_WRITTEN REQUEST_: Scan the lines below for the string "JSON" and copy every one that has it.

_Stored items from a collection_:
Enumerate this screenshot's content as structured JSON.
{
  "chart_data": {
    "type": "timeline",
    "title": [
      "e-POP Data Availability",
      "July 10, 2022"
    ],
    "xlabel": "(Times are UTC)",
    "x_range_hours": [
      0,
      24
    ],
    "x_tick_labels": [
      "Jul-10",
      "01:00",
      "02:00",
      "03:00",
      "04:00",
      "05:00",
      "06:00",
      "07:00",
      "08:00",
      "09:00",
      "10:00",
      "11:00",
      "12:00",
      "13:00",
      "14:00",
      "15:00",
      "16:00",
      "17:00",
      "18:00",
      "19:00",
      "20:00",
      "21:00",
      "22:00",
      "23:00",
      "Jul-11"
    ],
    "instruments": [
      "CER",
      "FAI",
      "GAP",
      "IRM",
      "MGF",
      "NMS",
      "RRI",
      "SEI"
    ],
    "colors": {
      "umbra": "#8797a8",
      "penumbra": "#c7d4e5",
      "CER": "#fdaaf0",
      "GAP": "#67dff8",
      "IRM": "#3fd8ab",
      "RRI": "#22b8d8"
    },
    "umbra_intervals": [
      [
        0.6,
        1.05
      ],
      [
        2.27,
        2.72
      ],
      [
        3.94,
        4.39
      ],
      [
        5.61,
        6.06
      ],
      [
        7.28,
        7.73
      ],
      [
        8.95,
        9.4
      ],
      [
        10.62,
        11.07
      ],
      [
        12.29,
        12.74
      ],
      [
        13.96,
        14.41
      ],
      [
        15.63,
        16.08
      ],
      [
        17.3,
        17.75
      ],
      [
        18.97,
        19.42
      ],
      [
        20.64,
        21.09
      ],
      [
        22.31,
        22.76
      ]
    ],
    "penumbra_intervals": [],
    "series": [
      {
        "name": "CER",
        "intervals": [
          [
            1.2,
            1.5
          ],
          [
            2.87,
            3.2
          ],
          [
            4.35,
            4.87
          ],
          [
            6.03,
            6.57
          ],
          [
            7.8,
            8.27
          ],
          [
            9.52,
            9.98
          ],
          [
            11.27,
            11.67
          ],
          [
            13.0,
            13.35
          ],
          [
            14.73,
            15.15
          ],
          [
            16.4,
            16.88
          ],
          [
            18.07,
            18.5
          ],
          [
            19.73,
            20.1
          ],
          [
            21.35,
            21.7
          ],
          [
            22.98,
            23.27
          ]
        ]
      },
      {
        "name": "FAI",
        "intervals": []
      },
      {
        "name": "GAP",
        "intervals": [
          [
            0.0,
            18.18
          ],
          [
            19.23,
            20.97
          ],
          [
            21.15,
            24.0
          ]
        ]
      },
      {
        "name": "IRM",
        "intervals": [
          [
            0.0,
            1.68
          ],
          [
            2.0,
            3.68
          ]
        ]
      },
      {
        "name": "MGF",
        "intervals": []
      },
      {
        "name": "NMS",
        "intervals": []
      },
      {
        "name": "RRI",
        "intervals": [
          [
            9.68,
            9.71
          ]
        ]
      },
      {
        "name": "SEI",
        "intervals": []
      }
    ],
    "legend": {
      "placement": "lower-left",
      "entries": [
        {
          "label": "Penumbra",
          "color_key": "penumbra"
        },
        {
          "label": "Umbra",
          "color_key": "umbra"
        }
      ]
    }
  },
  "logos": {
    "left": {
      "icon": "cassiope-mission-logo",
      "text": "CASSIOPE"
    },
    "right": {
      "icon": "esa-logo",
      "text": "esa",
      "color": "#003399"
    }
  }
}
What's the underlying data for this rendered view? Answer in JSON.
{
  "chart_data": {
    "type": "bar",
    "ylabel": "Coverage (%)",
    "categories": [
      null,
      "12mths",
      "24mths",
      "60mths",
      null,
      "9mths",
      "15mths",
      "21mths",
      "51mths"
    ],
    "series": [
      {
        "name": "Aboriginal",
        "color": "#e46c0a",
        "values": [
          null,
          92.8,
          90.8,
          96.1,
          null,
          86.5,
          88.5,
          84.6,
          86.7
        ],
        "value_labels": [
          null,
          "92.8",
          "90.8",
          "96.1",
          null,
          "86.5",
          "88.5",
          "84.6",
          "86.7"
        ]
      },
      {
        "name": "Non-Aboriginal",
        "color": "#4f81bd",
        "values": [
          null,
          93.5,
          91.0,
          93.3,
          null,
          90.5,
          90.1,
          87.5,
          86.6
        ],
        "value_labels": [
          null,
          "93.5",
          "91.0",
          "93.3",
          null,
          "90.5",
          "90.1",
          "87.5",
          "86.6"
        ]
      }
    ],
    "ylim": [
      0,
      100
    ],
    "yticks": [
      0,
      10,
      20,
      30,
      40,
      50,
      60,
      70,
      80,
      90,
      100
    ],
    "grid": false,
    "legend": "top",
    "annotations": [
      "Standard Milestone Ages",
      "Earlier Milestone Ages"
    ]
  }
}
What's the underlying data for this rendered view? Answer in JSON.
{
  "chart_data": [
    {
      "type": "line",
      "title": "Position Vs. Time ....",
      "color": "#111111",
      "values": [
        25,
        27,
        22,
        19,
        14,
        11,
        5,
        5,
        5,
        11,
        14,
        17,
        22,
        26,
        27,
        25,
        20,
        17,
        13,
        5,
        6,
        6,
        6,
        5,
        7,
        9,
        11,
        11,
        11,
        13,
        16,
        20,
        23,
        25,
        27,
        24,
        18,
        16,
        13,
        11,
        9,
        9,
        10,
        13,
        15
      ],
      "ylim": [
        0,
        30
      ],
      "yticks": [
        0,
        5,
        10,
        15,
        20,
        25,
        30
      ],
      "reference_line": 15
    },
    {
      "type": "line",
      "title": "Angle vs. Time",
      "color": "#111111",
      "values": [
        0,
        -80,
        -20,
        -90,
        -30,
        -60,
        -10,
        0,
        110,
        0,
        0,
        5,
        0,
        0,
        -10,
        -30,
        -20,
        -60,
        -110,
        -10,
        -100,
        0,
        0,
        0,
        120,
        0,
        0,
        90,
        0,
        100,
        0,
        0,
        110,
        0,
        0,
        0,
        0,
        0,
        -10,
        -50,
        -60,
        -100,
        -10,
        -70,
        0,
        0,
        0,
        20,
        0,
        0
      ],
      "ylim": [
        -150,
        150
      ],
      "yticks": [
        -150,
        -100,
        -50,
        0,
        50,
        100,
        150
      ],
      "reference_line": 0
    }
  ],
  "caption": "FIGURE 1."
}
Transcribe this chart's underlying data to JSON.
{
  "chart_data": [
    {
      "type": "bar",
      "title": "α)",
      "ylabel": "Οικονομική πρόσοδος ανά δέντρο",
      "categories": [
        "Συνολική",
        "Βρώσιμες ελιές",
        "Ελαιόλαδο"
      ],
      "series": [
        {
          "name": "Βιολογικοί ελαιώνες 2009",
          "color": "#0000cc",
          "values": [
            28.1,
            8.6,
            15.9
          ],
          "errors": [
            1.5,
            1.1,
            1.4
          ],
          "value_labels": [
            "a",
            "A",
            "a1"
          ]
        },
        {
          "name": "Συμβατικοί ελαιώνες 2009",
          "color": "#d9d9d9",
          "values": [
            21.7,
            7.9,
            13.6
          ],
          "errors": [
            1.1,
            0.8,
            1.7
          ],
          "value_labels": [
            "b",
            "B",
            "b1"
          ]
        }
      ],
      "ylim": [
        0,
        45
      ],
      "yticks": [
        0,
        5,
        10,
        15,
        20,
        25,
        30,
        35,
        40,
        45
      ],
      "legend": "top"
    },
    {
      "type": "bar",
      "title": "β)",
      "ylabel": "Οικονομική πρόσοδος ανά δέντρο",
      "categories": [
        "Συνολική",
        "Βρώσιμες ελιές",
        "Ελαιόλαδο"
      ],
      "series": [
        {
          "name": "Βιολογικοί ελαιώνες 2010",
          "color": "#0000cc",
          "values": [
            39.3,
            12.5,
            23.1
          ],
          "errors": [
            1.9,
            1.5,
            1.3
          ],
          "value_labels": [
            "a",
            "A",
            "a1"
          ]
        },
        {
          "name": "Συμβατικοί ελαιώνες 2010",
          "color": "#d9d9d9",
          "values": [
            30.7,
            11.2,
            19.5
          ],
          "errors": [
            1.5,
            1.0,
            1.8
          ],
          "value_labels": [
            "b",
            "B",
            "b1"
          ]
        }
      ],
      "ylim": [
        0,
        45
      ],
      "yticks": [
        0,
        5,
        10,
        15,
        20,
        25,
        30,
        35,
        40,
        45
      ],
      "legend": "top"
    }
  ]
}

_CORRECT RESPONSE_:
Enumerate this screenshot's content as structured JSON.
What's the underlying data for this rendered view? Answer in JSON.
What's the underlying data for this rendered view? Answer in JSON.
Transcribe this chart's underlying data to JSON.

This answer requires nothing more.